OBJECTIVE:
State only how many lines below include the string "Saulnier".

SUPPLIED RECORDS:

>>>>

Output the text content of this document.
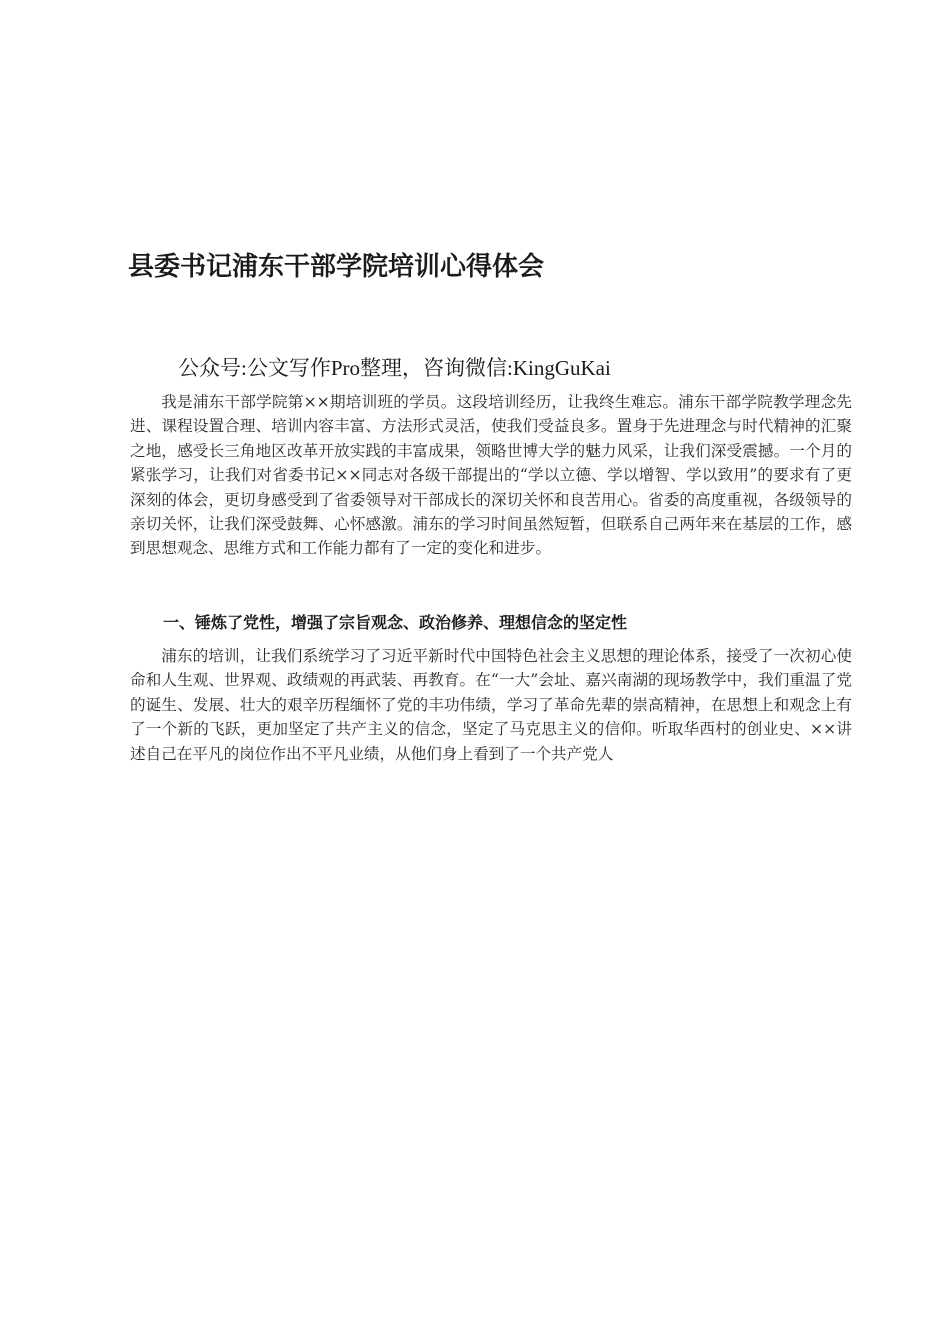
县委书记浦东干部学院培训心得体会
公众号:公文写作Pro整理，咨询微信:KingGuKai

我是浦东干部学院第××期培训班的学员。这段培训经历，让我终生难忘。浦东干部学院教学理念先进、课程设置合理、培训内容丰富、方法形式灵活，使我们受益良多。置身于先进理念与时代精神的汇聚之地，感受长三角地区改革开放实践的丰富成果，领略世博大学的魅力风采，让我们深受震撼。一个月的紧张学习，让我们对省委书记××同志对各级干部提出的“学以立德、学以增智、学以致用”的要求有了更深刻的体会，更切身感受到了省委领导对干部成长的深切关怀和良苦用心。省委的高度重视，各级领导的亲切关怀，让我们深受鼓舞、心怀感激。浦东的学习时间虽然短暂，但联系自己两年来在基层的工作，感到思想观念、思维方式和工作能力都有了一定的变化和进步。

一、锤炼了党性，增强了宗旨观念、政治修养、理想信念的坚定性

浦东的培训，让我们系统学习了习近平新时代中国特色社会主义思想的理论体系，接受了一次初心使命和人生观、世界观、政绩观的再武装、再教育。在“一大”会址、嘉兴南湖的现场教学中，我们重温了党的诞生、发展、壮大的艰辛历程缅怀了党的丰功伟绩，学习了革命先辈的崇高精神，在思想上和观念上有了一个新的飞跃，更加坚定了共产主义的信念，坚定了马克思主义的信仰。听取华西村的创业史、××讲述自己在平凡的岗位作出不平凡业绩，从他们身上看到了一个共产党人
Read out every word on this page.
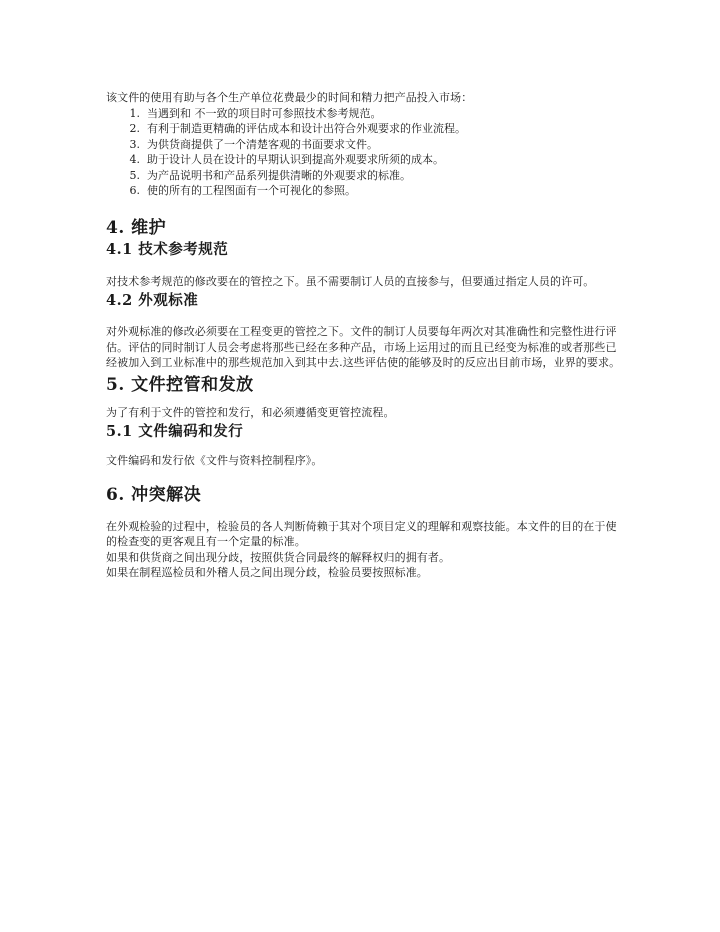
该文件的使用有助与各个生产单位花费最少的时间和精力把产品投入市场：

1. 当遇到和 不一致的项目时可参照技术参考规范。
2. 有利于制造更精确的评估成本和设计出符合外观要求的作业流程。
3. 为供货商提供了一个清楚客观的书面要求文件。
4. 助于设计人员在设计的早期认识到提高外观要求所须的成本。
5. 为产品说明书和产品系列提供清晰的外观要求的标准。
6. 使的所有的工程图面有一个可视化的参照。
4. 维护
4.1 技术参考规范

对技术参考规范的修改要在的管控之下。虽不需要制订人员的直接参与，但要通过指定人员的许可。

4.2 外观标准

对外观标准的修改必须要在工程变更的管控之下。文件的制订人员要每年两次对其准确性和完整性进行评

估。评估的同时制订人员会考虑将那些已经在多种产品，市场上运用过的而且已经变为标准的或者那些已

经被加入到工业标准中的那些规范加入到其中去.这些评估使的能够及时的反应出目前市场，业界的要求。

5. 文件控管和发放

为了有利于文件的管控和发行，和必须遵循变更管控流程。

5.1 文件编码和发行

文件编码和发行依《文件与资料控制程序》。

6. 冲突解决

在外观检验的过程中，检验员的各人判断倚赖于其对个项目定义的理解和观察技能。本文件的目的在于使

的检查变的更客观且有一个定量的标准。

如果和供货商之间出现分歧，按照供货合同最终的解释权归的拥有者。

如果在制程巡检员和外稽人员之间出现分歧，检验员要按照标准。
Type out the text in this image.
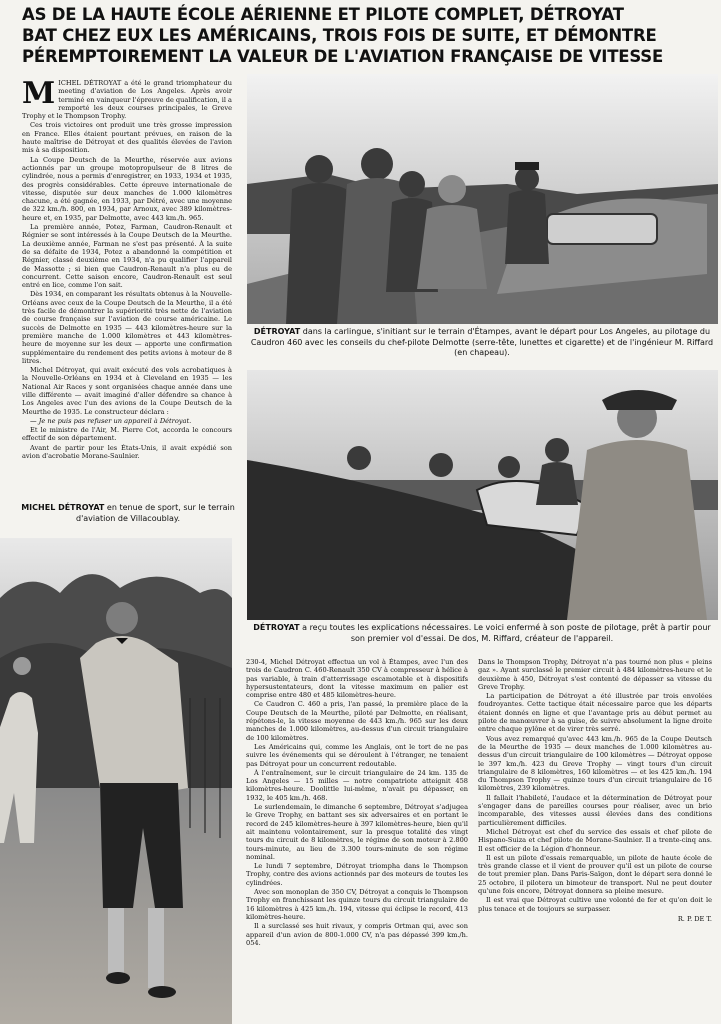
AS DE LA HAUTE ÉCOLE AÉRIENNE ET PILOTE COMPLET, DÉTROYAT
BAT CHEZ EUX LES AMÉRICAINS, TROIS FOIS DE SUITE, ET DÉMONTRE
PÉREMPTOIREMENT LA VALEUR DE L'AVIATION FRANÇAISE DE VITESSE

MICHEL DÉTROYAT a été le grand triomphateur du meeting d'aviation de Los Angeles. Après avoir terminé en vainqueur l'épreuve de qualification, il a remporté les deux courses principales, le Greve Trophy et le Thompson Trophy.

Ces trois victoires ont produit une très grosse impression en France. Elles étaient pourtant prévues, en raison de la haute maîtrise de Détroyat et des qualités élevées de l'avion mis à sa disposition.

La Coupe Deutsch de la Meurthe, réservée aux avions actionnés par un groupe motopropulseur de 8 litres de cylindrée, nous a permis d'enregistrer, en 1933, 1934 et 1935, des progrès considérables. Cette épreuve internationale de vitesse, disputée sur deux manches de 1.000 kilomètres chacune, a été gagnée, en 1933, par Détré, avec une moyenne de 322 km./h. 800, en 1934, par Arnoux, avec 389 kilomètres-heure et, en 1935, par Delmotte, avec 443 km./h. 965.

La première année, Potez, Farman, Caudron-Renault et Régnier se sont intéressés à la Coupe Deutsch de la Meurthe. La deuxième année, Farman ne s'est pas présenté. À la suite de sa défaite de 1934, Potez a abandonné la compétition et Régnier, classé deuxième en 1934, n'a pu qualifier l'appareil de Massotte ; si bien que Caudron-Renault n'a plus eu de concurrent. Cette saison encore, Caudron-Renault est seul entré en lice, comme l'on sait.

Dès 1934, en comparant les résultats obtenus à la Nouvelle-Orléans avec ceux de la Coupe Deutsch de la Meurthe, il a été très facile de démontrer la supériorité très nette de l'aviation de course française sur l'aviation de course américaine. Le succès de Delmotte en 1935 — 443 kilomètres-heure sur la première manche de 1.000 kilomètres et 443 kilomètres-heure de moyenne sur les deux — apporte une confirmation supplémentaire du rendement des petits avions à moteur de 8 litres.

Michel Détroyat, qui avait exécuté des vols acrobatiques à la Nouvelle-Orléans en 1934 et à Cleveland en 1935 — les National Air Races y sont organisées chaque année dans une ville différente — avait imaginé d'aller défendre sa chance à Los Angeles avec l'un des avions de la Coupe Deutsch de la Meurthe de 1935. Le constructeur déclara :

— Je ne puis pas refuser un appareil à Détroyat.

Et le ministre de l'Air, M. Pierre Cot, accorda le concours effectif de son département.

Avant de partir pour les États-Unis, il avait expédié son avion d'acrobatie Morane-Saulnier.

MICHEL DÉTROYAT en tenue de sport, sur le terrain d'aviation de Villacoublay.
DÉTROYAT dans la carlingue, s'initiant sur le terrain d'Étampes, avant le départ pour Los Angeles, au pilotage du Caudron 460 avec les conseils du chef-pilote Delmotte (serre-tête, lunettes et cigarette) et de l'ingénieur M. Riffard (en chapeau).
DÉTROYAT a reçu toutes les explications nécessaires. Le voici enfermé à son poste de pilotage, prêt à partir pour son premier vol d'essai. De dos, M. Riffard, créateur de l'appareil.

230-4, Michel Détroyat effectua un vol à Étampes, avec l'un des trois de Caudron C. 460-Renault 350 CV à compresseur à hélice à pas variable, à train d'atterrissage escamotable et à dispositifs hypersustentateurs, dont la vitesse maximum en palier est comprise entre 480 et 485 kilomètres-heure.

Ce Caudron C. 460 a pris, l'an passé, la première place de la Coupe Deutsch de la Meurthe, piloté par Delmotte, en réalisant, répétons-le, la vitesse moyenne de 443 km./h. 965 sur les deux manches de 1.000 kilomètres, au-dessus d'un circuit triangulaire de 100 kilomètres.

Les Américains qui, comme les Anglais, ont le tort de ne pas suivre les événements qui se déroulent à l'étranger, ne tenaient pas Détroyat pour un concurrent redoutable.

À l'entraînement, sur le circuit triangulaire de 24 km. 135 de Los Angeles — 15 milles — notre compatriote atteignit 458 kilomètres-heure. Doolittle lui-même, n'avait pu dépasser, en 1932, le 405 km./h. 468.

Le surlendemain, le dimanche 6 septembre, Détroyat s'adjugea le Greve Trophy, en battant ses six adversaires et en portant le record de 245 kilomètres-heure à 397 kilomètres-heure, bien qu'il ait maintenu volontairement, sur la presque totalité des vingt tours du circuit de 8 kilomètres, le régime de son moteur à 2.800 tours-minute, au lieu de 3.300 tours-minute de son régime nominal.

Le lundi 7 septembre, Détroyat triompha dans le Thompson Trophy, contre des avions actionnés par des moteurs de toutes les cylindrées.

Avec son monoplan de 350 CV, Détroyat a conquis le Thompson Trophy en franchissant les quinze tours du circuit triangulaire de 16 kilomètres à 425 km./h. 194, vitesse qui éclipse le record, 413 kilomètres-heure.

Il a surclassé ses huit rivaux, y compris Ortman qui, avec son appareil d'un avion de 800-1.000 CV, n'a pas dépassé 399 km./h. 054.

Dans le Thompson Trophy, Détroyat n'a pas tourné non plus « pleins gaz ». Ayant surclassé le premier circuit à 484 kilomètres-heure et le deuxième à 450, Détroyat s'est contenté de dépasser sa vitesse du Greve Trophy.

La participation de Détroyat a été illustrée par trois envolées foudroyantes. Cette tactique était nécessaire parce que les départs étaient donnés en ligne et que l'avantage pris au début permet au pilote de manœuvrer à sa guise, de suivre absolument la ligne droite entre chaque pylône et de virer très serré.

Vous avez remarqué qu'avec 443 km./h. 965 de la Coupe Deutsch de la Meurthe de 1935 — deux manches de 1.000 kilomètres au-dessus d'un circuit triangulaire de 100 kilomètres — Détroyat oppose le 397 km./h. 423 du Greve Trophy — vingt tours d'un circuit triangulaire de 8 kilomètres, 160 kilomètres — et les 425 km./h. 194 du Thompson Trophy — quinze tours d'un circuit triangulaire de 16 kilomètres, 239 kilomètres.

Il fallait l'habileté, l'audace et la détermination de Détroyat pour s'engager dans de pareilles courses pour réaliser, avec un brio incomparable, des vitesses aussi élevées dans des conditions particulièrement difficiles.

Michel Détroyat est chef du service des essais et chef pilote de Hispano-Suiza et chef pilote de Morane-Saulnier. Il a trente-cinq ans. Il est officier de la Légion d'honneur.

Il est un pilote d'essais remarquable, un pilote de haute école de très grande classe et il vient de prouver qu'il est un pilote de course de tout premier plan. Dans Paris-Saïgon, dont le départ sera donné le 25 octobre, il pilotera un bimoteur de transport. Nul ne peut douter qu'une fois encore, Détroyat donnera sa pleine mesure.

Il est vrai que Détroyat cultive une volonté de fer et qu'on doit le plus tenace et de toujours se surpasser.

R. P. DE T.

<<<<

REPLY TO THE TASK:
2